Problem details = Work out how many lines of the listing hold the string "cosa", then answer with that number and nothing else.

------------------------------

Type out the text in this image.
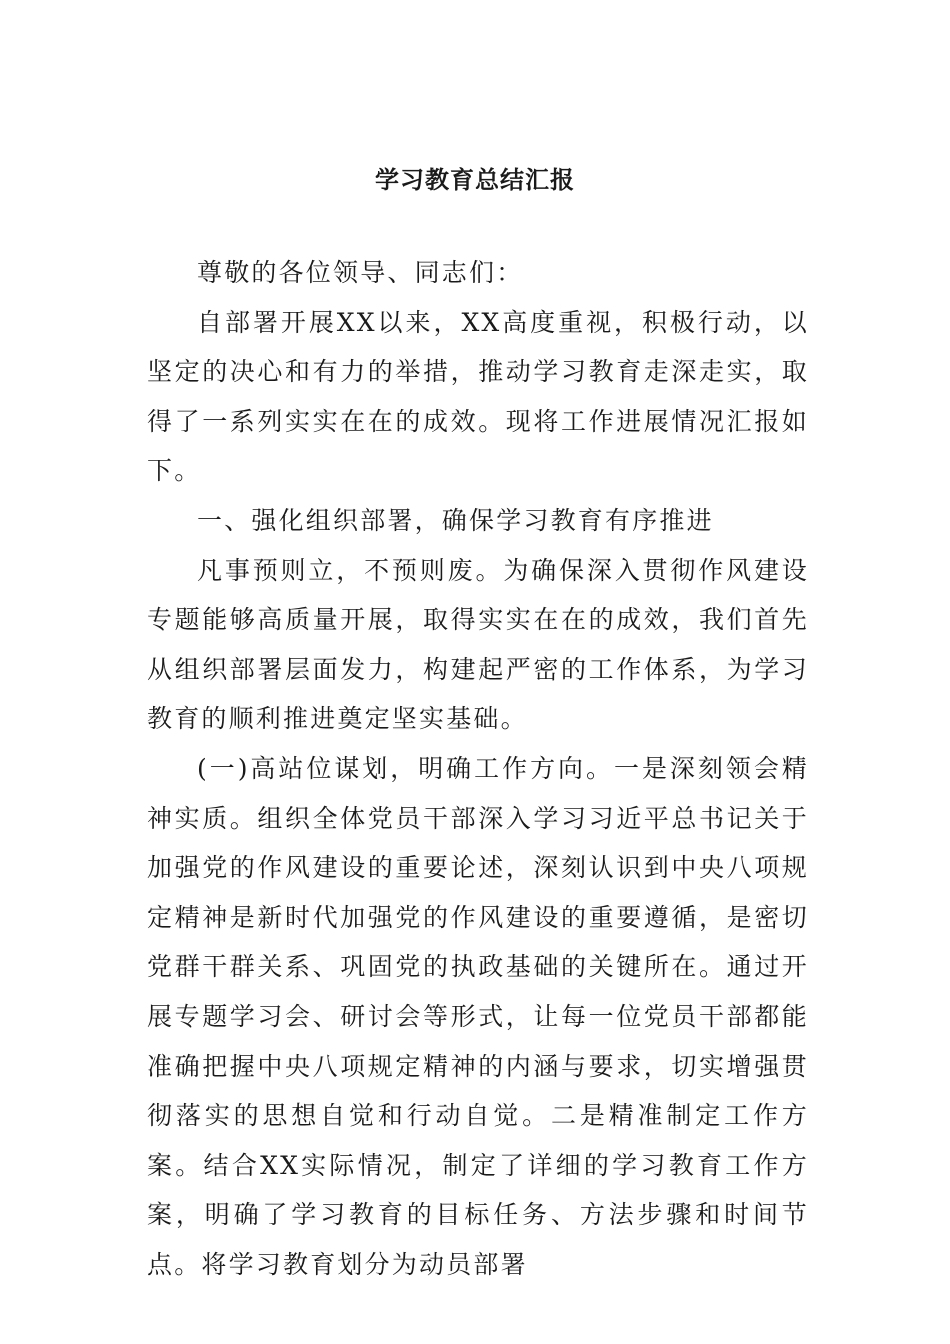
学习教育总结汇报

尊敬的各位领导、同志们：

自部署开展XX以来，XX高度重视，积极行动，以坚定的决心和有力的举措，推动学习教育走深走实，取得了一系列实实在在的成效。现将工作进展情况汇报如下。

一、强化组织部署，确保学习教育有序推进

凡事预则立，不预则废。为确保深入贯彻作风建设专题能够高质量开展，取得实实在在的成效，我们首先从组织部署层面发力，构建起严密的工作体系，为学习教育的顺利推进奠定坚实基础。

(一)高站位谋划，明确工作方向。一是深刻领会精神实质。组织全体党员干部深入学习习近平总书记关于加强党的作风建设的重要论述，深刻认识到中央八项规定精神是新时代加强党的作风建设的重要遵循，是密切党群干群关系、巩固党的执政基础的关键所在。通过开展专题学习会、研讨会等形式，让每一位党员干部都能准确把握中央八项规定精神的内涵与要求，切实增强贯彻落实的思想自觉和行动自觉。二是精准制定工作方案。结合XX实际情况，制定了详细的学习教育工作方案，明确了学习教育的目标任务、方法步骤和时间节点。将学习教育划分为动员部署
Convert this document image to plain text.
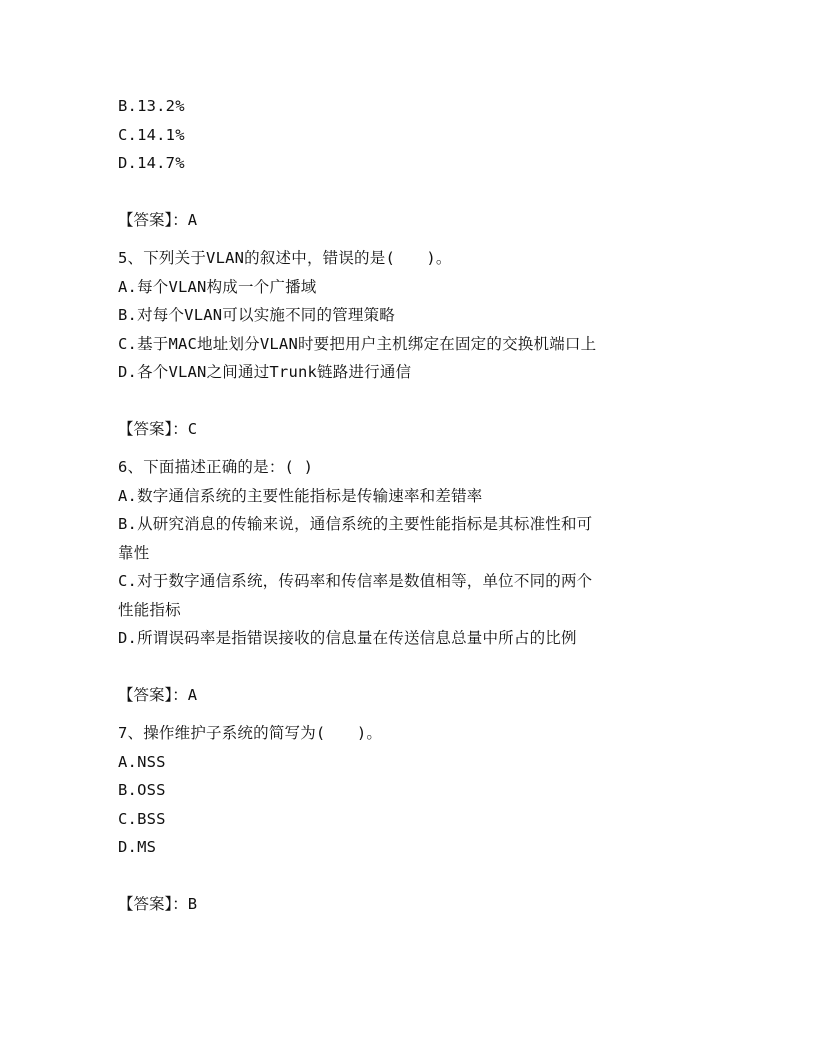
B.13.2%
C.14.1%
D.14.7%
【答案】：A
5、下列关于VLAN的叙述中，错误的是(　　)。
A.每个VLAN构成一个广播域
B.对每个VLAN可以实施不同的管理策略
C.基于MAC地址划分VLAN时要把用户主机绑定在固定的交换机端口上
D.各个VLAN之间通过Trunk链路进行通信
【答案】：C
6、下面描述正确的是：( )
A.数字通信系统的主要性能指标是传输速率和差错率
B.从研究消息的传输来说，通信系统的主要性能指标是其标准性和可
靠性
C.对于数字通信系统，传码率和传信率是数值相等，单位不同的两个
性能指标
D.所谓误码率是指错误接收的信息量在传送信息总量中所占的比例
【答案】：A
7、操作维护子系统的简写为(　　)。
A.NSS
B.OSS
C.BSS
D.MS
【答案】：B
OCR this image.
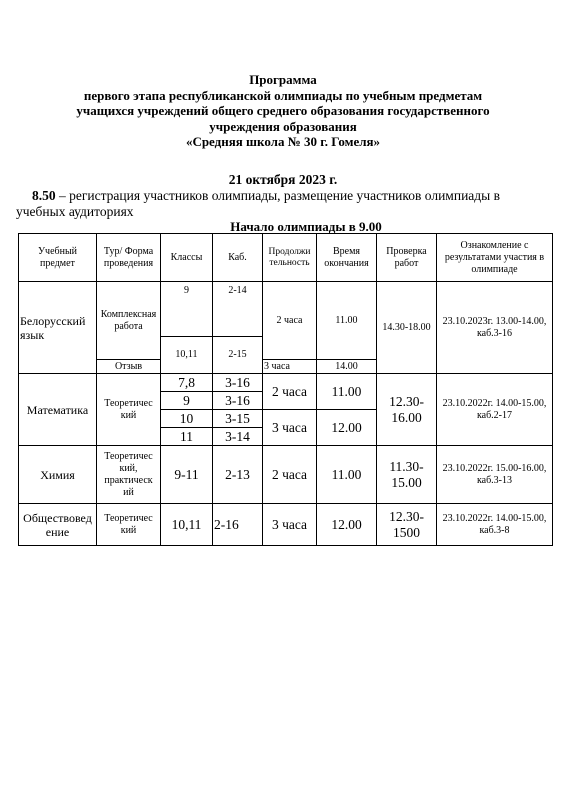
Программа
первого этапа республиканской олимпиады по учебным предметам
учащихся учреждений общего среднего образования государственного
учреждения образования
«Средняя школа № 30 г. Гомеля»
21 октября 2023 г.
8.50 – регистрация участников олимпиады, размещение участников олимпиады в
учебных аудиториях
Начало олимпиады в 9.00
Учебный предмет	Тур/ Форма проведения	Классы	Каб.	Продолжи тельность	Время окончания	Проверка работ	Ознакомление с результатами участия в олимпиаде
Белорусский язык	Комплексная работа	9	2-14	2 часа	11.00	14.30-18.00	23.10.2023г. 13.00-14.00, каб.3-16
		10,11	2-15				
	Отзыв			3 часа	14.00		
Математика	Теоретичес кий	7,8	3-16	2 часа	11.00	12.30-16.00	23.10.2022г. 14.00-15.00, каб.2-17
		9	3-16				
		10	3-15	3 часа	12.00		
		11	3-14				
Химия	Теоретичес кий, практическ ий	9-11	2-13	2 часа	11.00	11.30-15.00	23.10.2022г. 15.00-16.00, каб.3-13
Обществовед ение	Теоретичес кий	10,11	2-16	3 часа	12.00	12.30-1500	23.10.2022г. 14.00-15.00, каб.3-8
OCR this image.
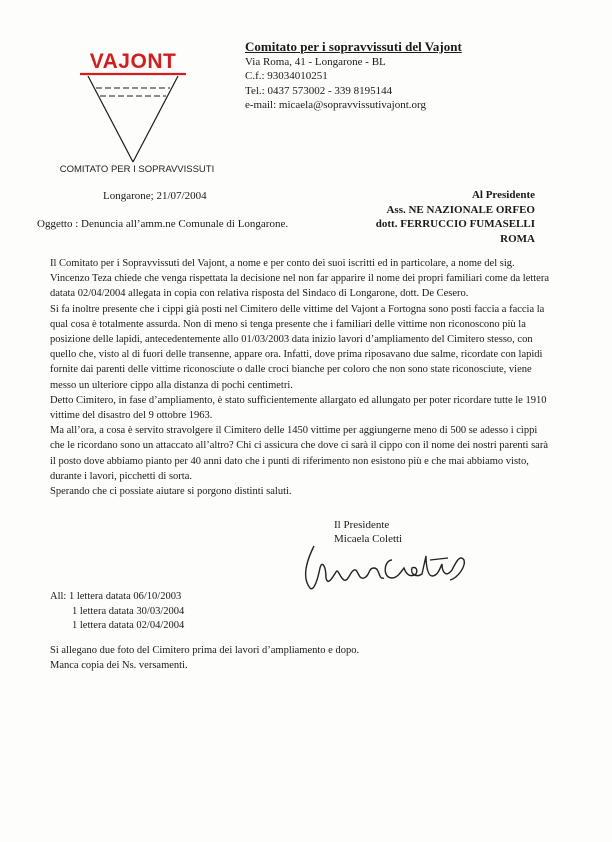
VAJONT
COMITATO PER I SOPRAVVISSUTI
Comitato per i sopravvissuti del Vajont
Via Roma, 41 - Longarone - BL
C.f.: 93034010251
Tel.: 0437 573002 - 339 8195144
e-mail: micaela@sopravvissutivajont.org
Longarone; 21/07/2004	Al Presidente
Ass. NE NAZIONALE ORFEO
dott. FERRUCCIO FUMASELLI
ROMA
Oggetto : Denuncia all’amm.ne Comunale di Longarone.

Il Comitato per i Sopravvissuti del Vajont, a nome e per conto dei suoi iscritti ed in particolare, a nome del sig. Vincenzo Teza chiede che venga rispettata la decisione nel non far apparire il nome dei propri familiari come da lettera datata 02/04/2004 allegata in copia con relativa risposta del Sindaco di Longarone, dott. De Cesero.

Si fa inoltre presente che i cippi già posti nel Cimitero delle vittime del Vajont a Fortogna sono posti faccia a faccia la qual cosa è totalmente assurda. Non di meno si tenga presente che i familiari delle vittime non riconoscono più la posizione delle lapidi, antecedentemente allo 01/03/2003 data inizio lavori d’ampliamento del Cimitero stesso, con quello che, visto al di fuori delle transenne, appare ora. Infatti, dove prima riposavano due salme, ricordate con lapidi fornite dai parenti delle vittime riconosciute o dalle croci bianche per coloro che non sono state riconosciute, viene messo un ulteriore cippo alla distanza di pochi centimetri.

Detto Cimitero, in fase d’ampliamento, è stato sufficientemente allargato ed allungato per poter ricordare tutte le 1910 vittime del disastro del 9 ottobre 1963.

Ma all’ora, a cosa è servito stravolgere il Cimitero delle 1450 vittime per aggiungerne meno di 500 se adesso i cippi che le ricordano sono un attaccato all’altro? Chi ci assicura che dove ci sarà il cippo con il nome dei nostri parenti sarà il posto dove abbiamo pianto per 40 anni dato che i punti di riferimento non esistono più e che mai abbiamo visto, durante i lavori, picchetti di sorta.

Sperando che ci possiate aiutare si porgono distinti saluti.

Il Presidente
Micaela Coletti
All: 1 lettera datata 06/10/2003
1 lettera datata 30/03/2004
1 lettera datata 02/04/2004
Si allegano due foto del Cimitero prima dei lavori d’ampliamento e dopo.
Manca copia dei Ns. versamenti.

------------------------------

Solution to the exercise = 2